-- BEGIN Material supplied --
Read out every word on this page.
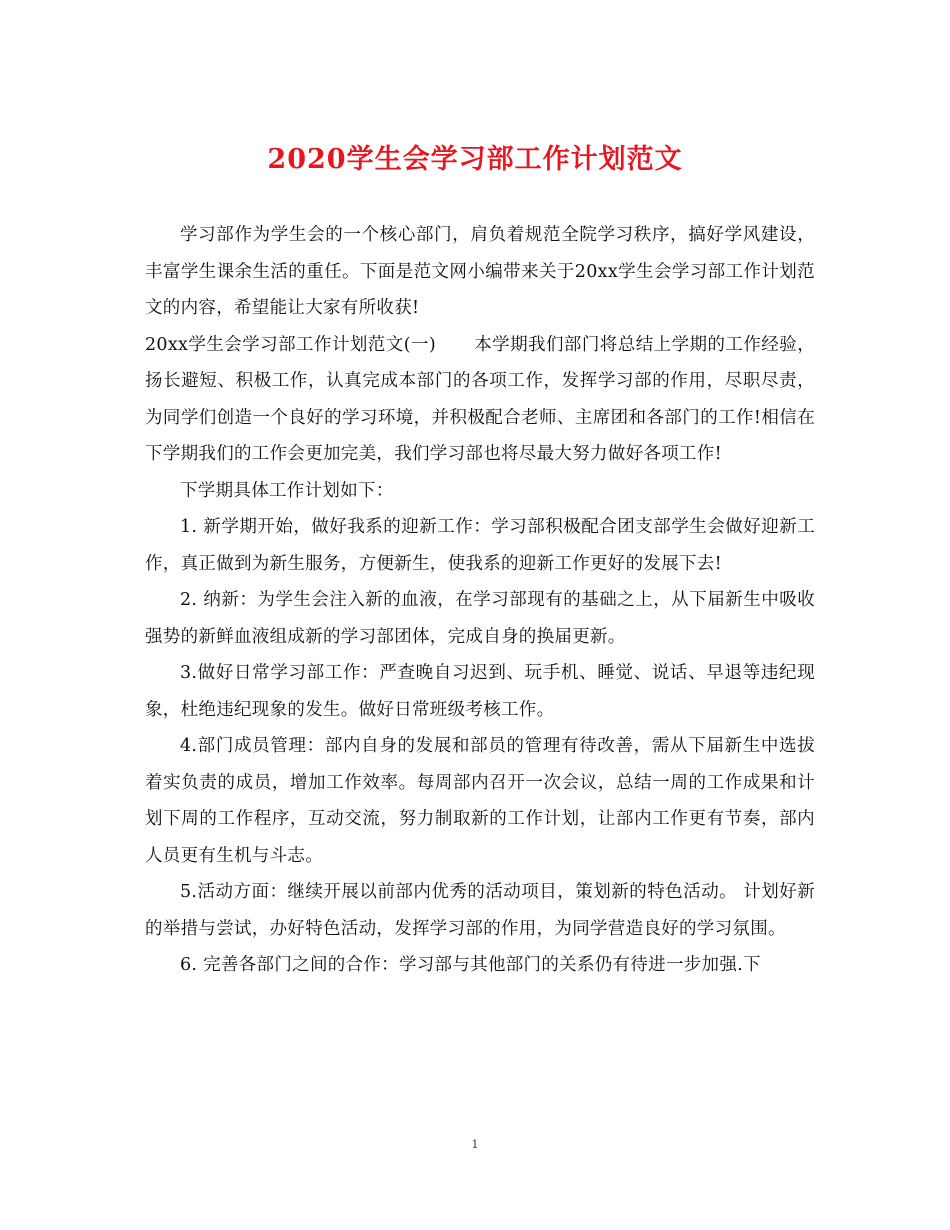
2020学生会学习部工作计划范文

学习部作为学生会的一个核心部门，肩负着规范全院学习秩序，搞好学风建设，丰富学生课余生活的重任。下面是范文网小编带来关于20xx学生会学习部工作计划范文的内容，希望能让大家有所收获!

20xx学生会学习部工作计划范文(一) 本学期我们部门将总结上学期的工作经验，扬长避短、积极工作，认真完成本部门的各项工作，发挥学习部的作用，尽职尽责，为同学们创造一个良好的学习环境，并积极配合老师、主席团和各部门的工作!相信在下学期我们的工作会更加完美，我们学习部也将尽最大努力做好各项工作!

下学期具体工作计划如下：

1. 新学期开始，做好我系的迎新工作：学习部积极配合团支部学生会做好迎新工作，真正做到为新生服务，方便新生，使我系的迎新工作更好的发展下去!

2. 纳新：为学生会注入新的血液，在学习部现有的基础之上，从下届新生中吸收强势的新鲜血液组成新的学习部团体，完成自身的换届更新。

3.做好日常学习部工作：严查晚自习迟到、玩手机、睡觉、说话、早退等违纪现象，杜绝违纪现象的发生。做好日常班级考核工作。

4.部门成员管理：部内自身的发展和部员的管理有待改善，需从下届新生中选拔着实负责的成员，增加工作效率。每周部内召开一次会议，总结一周的工作成果和计划下周的工作程序，互动交流，努力制取新的工作计划，让部内工作更有节奏，部内人员更有生机与斗志。

5.活动方面：继续开展以前部内优秀的活动项目，策划新的特色活动。 计划好新的举措与尝试，办好特色活动，发挥学习部的作用，为同学营造良好的学习氛围。

6. 完善各部门之间的合作：学习部与其他部门的关系仍有待进一步加强.下

1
-- END Material supplied --
Quote the records above in full, dropping each picture.

Read out every word on this page.
2020学生会学习部工作计划范文

学习部作为学生会的一个核心部门，肩负着规范全院学习秩序，搞好学风建设，丰富学生课余生活的重任。下面是范文网小编带来关于20xx学生会学习部工作计划范文的内容，希望能让大家有所收获!

20xx学生会学习部工作计划范文(一) 本学期我们部门将总结上学期的工作经验，扬长避短、积极工作，认真完成本部门的各项工作，发挥学习部的作用，尽职尽责，为同学们创造一个良好的学习环境，并积极配合老师、主席团和各部门的工作!相信在下学期我们的工作会更加完美，我们学习部也将尽最大努力做好各项工作!

下学期具体工作计划如下：

1. 新学期开始，做好我系的迎新工作：学习部积极配合团支部学生会做好迎新工作，真正做到为新生服务，方便新生，使我系的迎新工作更好的发展下去!

2. 纳新：为学生会注入新的血液，在学习部现有的基础之上，从下届新生中吸收强势的新鲜血液组成新的学习部团体，完成自身的换届更新。

3.做好日常学习部工作：严查晚自习迟到、玩手机、睡觉、说话、早退等违纪现象，杜绝违纪现象的发生。做好日常班级考核工作。

4.部门成员管理：部内自身的发展和部员的管理有待改善，需从下届新生中选拔着实负责的成员，增加工作效率。每周部内召开一次会议，总结一周的工作成果和计划下周的工作程序，互动交流，努力制取新的工作计划，让部内工作更有节奏，部内人员更有生机与斗志。

5.活动方面：继续开展以前部内优秀的活动项目，策划新的特色活动。 计划好新的举措与尝试，办好特色活动，发挥学习部的作用，为同学营造良好的学习氛围。

6. 完善各部门之间的合作：学习部与其他部门的关系仍有待进一步加强.下

1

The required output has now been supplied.